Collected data
* begin *
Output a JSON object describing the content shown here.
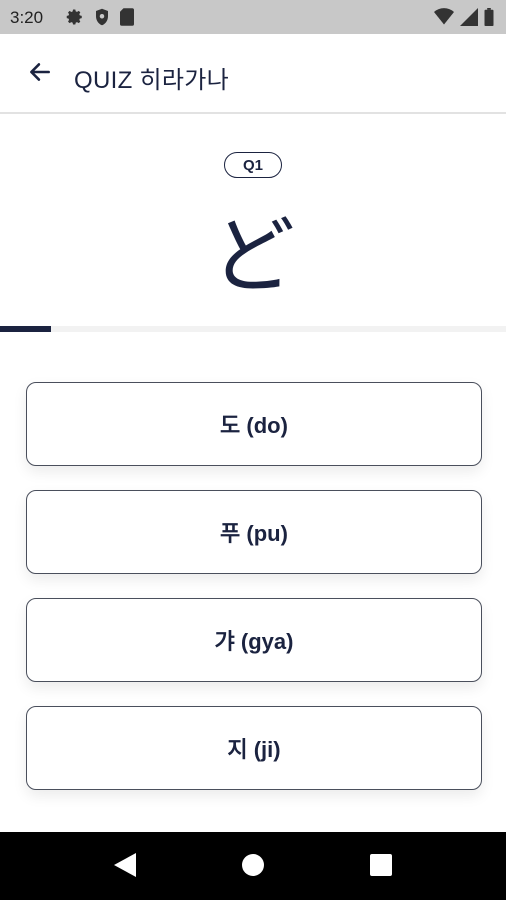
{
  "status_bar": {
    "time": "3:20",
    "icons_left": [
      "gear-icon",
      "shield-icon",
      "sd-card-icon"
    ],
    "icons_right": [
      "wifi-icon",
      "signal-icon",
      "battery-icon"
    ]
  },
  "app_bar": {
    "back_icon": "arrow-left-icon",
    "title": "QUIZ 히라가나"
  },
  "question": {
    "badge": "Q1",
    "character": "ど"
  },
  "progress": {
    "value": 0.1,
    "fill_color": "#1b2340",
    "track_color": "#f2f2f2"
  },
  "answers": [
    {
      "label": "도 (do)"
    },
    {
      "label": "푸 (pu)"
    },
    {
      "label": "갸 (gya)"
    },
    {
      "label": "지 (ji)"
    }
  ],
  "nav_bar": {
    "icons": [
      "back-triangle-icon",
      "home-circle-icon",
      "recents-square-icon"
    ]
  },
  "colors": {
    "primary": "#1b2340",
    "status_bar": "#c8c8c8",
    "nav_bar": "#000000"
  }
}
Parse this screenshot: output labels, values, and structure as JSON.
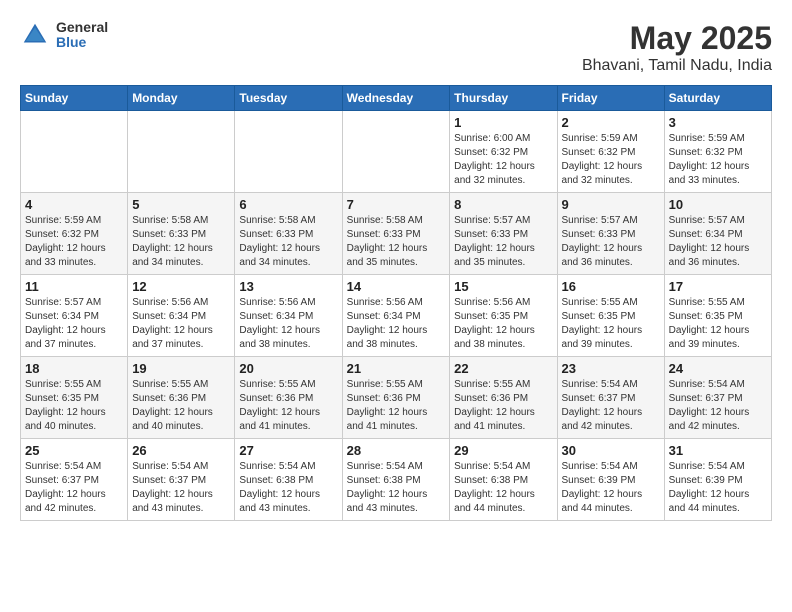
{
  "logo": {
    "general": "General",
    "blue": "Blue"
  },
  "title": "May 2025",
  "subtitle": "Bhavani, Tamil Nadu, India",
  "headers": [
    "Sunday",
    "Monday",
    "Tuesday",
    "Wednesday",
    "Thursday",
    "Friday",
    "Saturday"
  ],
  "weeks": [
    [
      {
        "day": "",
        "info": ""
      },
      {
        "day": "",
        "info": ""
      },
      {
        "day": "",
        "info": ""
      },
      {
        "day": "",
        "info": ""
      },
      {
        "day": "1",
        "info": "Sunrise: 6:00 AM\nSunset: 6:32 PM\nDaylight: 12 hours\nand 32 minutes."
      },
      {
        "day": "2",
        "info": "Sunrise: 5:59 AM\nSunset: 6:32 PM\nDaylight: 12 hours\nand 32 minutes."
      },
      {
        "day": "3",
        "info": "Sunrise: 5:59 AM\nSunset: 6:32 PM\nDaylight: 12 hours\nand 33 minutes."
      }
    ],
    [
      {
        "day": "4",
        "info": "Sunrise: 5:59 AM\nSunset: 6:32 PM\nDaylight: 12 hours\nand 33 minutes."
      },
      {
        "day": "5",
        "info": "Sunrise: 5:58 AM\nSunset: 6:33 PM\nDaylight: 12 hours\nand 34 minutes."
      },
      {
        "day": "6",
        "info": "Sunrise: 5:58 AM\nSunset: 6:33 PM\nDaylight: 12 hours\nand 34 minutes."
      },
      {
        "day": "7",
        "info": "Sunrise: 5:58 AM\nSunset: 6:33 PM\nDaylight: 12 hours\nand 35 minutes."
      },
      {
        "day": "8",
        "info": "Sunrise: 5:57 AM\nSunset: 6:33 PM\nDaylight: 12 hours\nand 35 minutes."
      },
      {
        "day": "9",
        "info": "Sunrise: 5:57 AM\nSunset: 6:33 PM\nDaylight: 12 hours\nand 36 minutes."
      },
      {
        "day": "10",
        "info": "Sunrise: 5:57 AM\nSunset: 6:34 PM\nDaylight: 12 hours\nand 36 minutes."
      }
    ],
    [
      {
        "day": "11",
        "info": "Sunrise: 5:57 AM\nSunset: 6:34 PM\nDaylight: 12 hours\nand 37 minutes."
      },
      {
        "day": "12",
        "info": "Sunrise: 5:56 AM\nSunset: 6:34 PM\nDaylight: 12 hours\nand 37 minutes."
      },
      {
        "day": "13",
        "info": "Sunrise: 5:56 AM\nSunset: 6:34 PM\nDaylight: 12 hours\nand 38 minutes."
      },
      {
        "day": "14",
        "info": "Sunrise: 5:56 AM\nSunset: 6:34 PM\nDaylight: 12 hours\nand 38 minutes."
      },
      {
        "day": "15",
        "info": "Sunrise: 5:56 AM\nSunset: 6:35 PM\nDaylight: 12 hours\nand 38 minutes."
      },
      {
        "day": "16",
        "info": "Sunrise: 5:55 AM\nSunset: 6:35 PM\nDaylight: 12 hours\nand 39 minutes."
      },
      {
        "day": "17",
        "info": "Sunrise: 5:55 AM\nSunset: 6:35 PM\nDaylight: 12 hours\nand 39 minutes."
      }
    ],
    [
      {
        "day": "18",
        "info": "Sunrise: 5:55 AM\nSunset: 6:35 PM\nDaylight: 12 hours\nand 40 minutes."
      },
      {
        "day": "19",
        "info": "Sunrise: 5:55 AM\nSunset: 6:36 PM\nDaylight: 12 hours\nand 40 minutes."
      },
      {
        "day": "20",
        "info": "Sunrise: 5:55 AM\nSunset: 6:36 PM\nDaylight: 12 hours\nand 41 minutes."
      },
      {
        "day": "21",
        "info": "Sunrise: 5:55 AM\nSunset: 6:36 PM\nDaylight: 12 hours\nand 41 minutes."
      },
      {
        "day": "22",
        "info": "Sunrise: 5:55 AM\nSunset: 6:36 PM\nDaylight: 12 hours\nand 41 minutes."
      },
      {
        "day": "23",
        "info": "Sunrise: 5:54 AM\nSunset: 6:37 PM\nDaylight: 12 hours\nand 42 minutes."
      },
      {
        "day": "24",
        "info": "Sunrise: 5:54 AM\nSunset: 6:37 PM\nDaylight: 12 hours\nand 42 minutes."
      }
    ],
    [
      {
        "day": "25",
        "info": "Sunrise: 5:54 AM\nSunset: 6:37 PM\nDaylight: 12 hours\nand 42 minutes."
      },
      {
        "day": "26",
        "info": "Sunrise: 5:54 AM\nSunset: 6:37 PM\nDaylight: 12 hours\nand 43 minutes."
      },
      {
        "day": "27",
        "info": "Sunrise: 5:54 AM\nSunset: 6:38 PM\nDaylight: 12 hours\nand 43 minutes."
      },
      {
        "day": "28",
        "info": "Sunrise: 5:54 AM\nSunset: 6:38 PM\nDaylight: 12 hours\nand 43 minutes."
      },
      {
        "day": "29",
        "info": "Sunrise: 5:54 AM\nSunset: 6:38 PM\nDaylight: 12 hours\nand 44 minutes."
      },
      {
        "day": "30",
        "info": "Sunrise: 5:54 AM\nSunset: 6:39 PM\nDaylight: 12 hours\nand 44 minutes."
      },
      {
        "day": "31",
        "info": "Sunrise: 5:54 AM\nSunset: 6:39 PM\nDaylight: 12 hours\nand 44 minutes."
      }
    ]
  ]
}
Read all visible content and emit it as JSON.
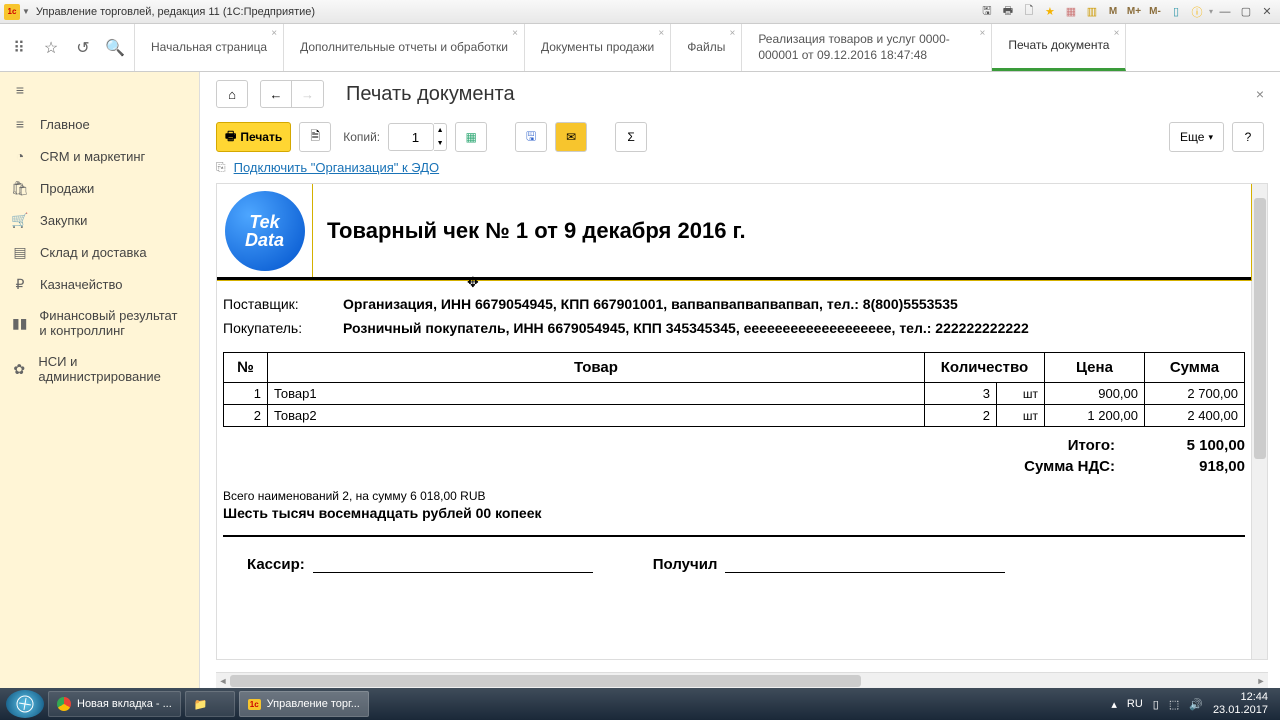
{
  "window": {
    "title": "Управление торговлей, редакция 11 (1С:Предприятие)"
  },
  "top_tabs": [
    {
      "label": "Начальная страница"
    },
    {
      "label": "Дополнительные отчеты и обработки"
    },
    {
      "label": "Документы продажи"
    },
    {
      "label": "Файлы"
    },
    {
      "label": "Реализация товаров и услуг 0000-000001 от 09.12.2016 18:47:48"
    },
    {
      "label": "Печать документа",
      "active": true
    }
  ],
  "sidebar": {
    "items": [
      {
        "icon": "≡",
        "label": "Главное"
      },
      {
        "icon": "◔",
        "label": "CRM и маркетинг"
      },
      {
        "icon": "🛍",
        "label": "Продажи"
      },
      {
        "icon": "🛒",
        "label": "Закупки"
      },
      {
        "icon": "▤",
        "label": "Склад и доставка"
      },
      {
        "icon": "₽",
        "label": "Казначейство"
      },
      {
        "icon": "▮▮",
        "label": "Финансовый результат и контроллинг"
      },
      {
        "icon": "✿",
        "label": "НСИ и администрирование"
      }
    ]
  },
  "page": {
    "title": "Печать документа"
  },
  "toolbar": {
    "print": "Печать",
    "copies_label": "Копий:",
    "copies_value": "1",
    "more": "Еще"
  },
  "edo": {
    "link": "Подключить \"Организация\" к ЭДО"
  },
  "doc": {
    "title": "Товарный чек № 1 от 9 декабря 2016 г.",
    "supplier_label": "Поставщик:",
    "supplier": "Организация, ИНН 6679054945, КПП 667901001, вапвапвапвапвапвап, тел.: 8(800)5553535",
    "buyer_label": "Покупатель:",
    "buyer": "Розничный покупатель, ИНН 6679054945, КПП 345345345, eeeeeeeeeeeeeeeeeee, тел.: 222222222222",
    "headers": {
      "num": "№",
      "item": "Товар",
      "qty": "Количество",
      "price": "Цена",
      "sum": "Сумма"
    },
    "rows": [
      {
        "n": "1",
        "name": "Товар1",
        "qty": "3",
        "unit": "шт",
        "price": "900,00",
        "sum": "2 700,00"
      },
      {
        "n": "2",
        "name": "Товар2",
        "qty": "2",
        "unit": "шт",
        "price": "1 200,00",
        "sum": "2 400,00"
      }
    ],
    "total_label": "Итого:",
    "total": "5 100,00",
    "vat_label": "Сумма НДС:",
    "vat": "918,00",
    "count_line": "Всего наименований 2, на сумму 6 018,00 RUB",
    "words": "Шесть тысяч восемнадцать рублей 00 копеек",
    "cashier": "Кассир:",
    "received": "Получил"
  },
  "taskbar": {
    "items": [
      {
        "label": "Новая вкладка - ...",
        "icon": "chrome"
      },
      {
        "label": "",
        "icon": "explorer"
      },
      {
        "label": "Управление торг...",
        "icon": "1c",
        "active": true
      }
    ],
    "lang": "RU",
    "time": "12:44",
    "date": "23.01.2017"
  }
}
* end *
= Exercise brief =
State the count of lines above containing the string "Печать", and add nothing to it.

= Answer to the exercise =
3